• WRITTEN REQUEST: In the data, from the line with "available-scrollbar[interactable] (273, 201, 296, 607)" up to and including the line with "list-item[interactable]: 发送时间 (11, 235, 79, 259)", change "scroll-up-icon" to "up-arrow-icon" and write those lines out again with nothing else altered.

• THE DATA:
• • • •
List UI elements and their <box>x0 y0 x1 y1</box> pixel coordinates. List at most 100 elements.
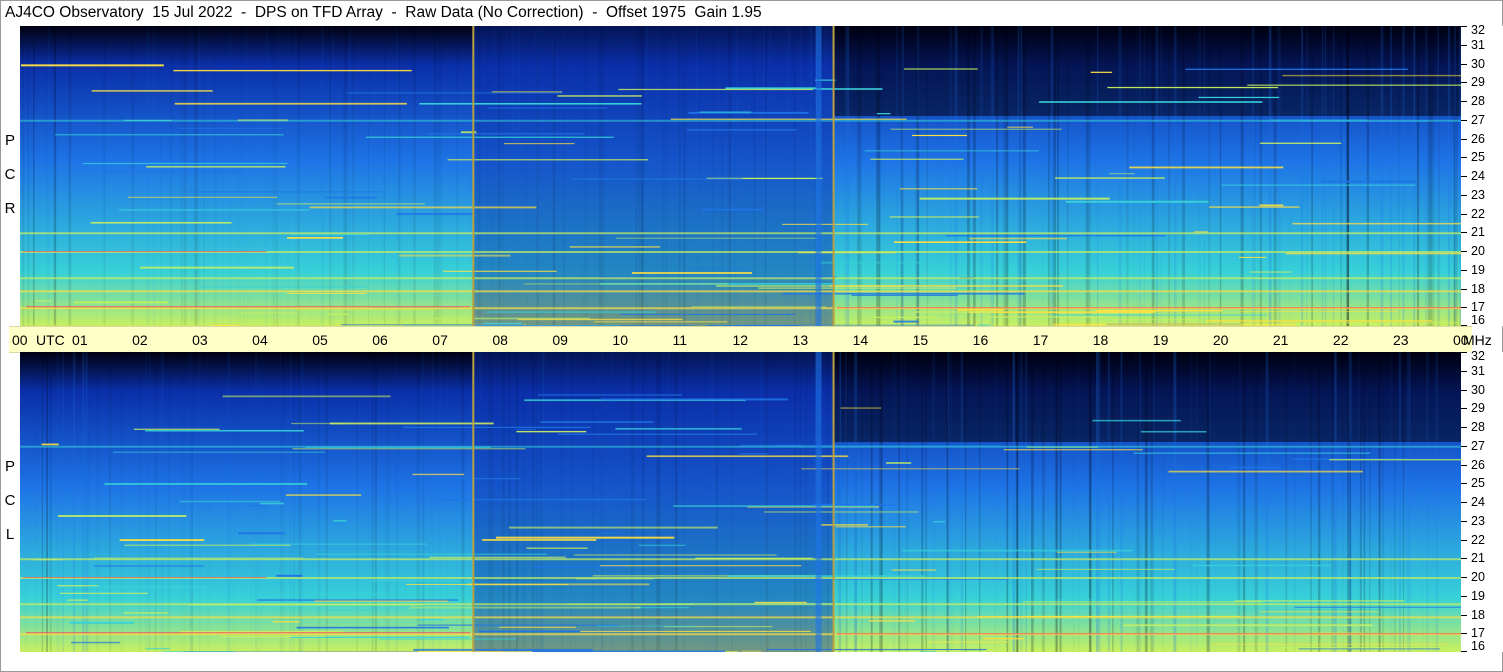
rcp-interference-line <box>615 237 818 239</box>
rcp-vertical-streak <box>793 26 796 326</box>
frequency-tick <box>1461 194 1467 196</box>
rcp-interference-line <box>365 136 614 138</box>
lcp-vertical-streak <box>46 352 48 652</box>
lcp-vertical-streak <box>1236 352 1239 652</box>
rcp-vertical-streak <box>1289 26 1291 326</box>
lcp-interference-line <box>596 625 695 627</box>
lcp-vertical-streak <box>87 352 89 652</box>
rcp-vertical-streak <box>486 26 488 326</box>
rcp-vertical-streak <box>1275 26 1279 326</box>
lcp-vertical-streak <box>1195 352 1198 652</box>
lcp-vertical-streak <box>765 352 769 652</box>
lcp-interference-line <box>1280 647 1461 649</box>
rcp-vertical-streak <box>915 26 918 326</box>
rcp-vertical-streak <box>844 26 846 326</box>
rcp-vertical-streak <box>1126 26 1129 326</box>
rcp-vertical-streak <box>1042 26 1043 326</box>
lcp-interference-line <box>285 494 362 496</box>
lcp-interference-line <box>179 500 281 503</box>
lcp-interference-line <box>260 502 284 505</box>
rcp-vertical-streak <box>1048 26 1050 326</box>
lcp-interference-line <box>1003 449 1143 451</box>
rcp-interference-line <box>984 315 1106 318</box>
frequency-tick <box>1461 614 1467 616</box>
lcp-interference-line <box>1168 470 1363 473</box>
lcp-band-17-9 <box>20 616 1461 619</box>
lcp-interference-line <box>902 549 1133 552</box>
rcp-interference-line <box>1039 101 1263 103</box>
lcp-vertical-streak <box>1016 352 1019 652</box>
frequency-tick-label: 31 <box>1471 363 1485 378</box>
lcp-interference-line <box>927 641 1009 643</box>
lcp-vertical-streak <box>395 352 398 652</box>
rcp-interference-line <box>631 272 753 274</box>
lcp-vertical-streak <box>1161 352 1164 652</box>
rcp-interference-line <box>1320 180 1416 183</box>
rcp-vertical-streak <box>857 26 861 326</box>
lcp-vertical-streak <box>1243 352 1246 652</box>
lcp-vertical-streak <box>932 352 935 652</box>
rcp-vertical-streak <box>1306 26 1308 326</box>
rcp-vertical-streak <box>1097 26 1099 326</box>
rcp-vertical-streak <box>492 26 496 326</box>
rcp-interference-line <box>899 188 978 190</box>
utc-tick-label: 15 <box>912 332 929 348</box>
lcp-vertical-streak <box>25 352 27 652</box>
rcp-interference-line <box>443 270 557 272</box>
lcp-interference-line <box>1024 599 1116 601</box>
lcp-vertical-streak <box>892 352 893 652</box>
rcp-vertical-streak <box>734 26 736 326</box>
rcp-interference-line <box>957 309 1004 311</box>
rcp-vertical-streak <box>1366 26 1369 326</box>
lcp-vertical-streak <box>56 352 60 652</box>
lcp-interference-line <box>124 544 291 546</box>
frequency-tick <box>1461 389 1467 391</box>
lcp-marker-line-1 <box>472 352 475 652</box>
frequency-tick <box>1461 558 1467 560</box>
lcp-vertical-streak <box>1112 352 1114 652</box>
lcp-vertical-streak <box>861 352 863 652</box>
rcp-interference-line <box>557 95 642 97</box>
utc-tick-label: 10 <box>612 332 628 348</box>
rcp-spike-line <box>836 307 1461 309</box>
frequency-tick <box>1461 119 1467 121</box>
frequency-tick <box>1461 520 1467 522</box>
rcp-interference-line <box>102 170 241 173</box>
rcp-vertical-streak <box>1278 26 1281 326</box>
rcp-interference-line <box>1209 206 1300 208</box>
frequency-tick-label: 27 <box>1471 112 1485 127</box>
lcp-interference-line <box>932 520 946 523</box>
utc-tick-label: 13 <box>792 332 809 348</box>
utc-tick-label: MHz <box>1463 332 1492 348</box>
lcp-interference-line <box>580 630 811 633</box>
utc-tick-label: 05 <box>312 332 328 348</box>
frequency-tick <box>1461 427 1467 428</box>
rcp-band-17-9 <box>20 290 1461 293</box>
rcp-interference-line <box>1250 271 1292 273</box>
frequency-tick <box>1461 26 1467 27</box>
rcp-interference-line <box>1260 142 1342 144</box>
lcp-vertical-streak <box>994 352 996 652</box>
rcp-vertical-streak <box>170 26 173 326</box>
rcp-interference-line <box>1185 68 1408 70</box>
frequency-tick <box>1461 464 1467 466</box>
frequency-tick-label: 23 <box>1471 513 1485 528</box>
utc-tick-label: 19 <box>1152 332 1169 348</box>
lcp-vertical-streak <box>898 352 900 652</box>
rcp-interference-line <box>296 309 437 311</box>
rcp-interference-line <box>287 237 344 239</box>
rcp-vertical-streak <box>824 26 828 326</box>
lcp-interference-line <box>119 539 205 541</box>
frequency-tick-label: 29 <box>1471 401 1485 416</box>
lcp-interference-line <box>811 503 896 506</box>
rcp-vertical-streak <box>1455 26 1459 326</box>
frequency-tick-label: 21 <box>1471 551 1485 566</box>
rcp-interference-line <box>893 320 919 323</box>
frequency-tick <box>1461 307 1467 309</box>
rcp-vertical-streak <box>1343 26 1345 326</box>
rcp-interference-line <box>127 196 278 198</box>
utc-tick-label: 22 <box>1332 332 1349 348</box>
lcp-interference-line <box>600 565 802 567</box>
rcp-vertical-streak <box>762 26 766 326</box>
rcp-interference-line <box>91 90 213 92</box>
• • • •
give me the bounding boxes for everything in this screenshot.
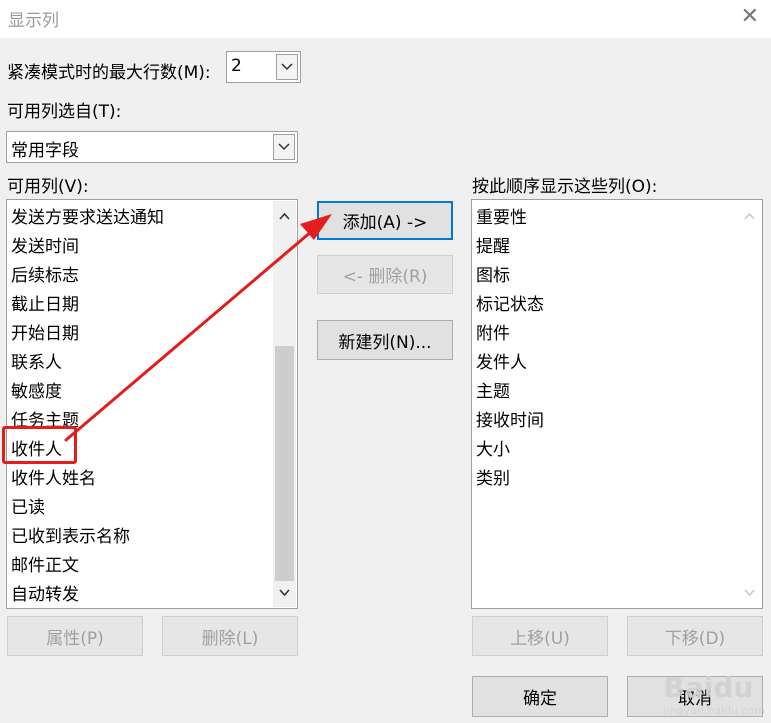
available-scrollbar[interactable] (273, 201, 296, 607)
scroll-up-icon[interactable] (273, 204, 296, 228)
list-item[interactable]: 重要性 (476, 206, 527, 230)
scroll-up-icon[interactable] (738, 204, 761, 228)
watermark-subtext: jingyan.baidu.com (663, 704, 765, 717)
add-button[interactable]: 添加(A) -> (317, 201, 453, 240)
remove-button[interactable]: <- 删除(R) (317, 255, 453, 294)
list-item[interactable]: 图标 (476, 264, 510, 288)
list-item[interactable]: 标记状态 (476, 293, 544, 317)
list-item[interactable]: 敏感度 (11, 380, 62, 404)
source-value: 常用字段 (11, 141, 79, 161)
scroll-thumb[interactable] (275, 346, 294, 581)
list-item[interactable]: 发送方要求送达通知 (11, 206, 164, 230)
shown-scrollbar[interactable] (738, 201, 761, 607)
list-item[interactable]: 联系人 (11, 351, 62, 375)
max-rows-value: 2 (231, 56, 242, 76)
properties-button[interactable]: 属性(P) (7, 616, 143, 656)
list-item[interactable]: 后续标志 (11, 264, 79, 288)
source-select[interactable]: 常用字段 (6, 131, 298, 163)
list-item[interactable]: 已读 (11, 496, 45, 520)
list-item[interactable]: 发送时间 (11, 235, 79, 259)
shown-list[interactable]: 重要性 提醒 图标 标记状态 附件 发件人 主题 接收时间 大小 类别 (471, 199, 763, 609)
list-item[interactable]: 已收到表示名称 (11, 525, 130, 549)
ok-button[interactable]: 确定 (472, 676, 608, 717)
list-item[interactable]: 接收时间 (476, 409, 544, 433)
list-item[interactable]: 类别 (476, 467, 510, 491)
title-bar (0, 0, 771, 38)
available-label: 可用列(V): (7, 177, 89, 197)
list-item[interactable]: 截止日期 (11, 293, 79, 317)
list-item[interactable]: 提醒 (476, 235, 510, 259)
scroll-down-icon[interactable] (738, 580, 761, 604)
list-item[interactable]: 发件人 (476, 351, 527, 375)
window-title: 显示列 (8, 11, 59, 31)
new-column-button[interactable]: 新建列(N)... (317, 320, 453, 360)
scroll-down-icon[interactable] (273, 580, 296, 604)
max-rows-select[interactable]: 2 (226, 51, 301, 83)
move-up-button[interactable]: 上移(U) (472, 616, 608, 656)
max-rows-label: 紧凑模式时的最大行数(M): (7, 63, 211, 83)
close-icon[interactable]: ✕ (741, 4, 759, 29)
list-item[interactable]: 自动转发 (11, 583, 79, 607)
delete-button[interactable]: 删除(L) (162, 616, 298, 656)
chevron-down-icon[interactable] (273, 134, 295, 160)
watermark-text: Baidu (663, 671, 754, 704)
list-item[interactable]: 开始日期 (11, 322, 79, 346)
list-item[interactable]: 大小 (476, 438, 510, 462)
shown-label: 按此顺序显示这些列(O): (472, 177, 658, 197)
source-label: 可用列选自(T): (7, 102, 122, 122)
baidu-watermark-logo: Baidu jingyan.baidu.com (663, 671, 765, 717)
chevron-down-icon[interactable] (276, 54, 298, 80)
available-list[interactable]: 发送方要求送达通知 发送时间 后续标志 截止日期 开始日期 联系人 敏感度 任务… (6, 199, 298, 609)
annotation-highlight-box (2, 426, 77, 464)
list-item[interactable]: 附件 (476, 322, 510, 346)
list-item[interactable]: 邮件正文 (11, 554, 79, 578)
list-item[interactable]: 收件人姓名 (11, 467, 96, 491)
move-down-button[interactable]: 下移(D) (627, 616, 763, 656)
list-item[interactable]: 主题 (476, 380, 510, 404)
• • • •
• SOLUTION TO THE EXERCISE:
available-scrollbar[interactable] (273, 201, 296, 607)
up-arrow-icon[interactable] (273, 204, 296, 228)
list-item[interactable]: 重要性 (476, 206, 527, 230)
up-arrow-icon[interactable] (738, 204, 761, 228)
watermark-subtext: jingyan.baidu.com (663, 704, 765, 717)
add-button[interactable]: 添加(A) -> (317, 201, 453, 240)
remove-button[interactable]: <- 删除(R) (317, 255, 453, 294)
list-item[interactable]: 图标 (476, 264, 510, 288)
list-item[interactable]: 标记状态 (476, 293, 544, 317)
list-item[interactable]: 敏感度 (11, 380, 62, 404)
source-value: 常用字段 (11, 141, 79, 161)
scroll-thumb[interactable] (275, 346, 294, 581)
list-item[interactable]: 发送方要求送达通知 (11, 206, 164, 230)
shown-scrollbar[interactable] (738, 201, 761, 607)
list-item[interactable]: 联系人 (11, 351, 62, 375)
max-rows-value: 2 (231, 56, 242, 76)
properties-button[interactable]: 属性(P) (7, 616, 143, 656)
list-item[interactable]: 后续标志 (11, 264, 79, 288)
source-select[interactable]: 常用字段 (6, 131, 298, 163)
list-item[interactable]: 已读 (11, 496, 45, 520)
list-item[interactable]: 发送时间 (11, 235, 79, 259)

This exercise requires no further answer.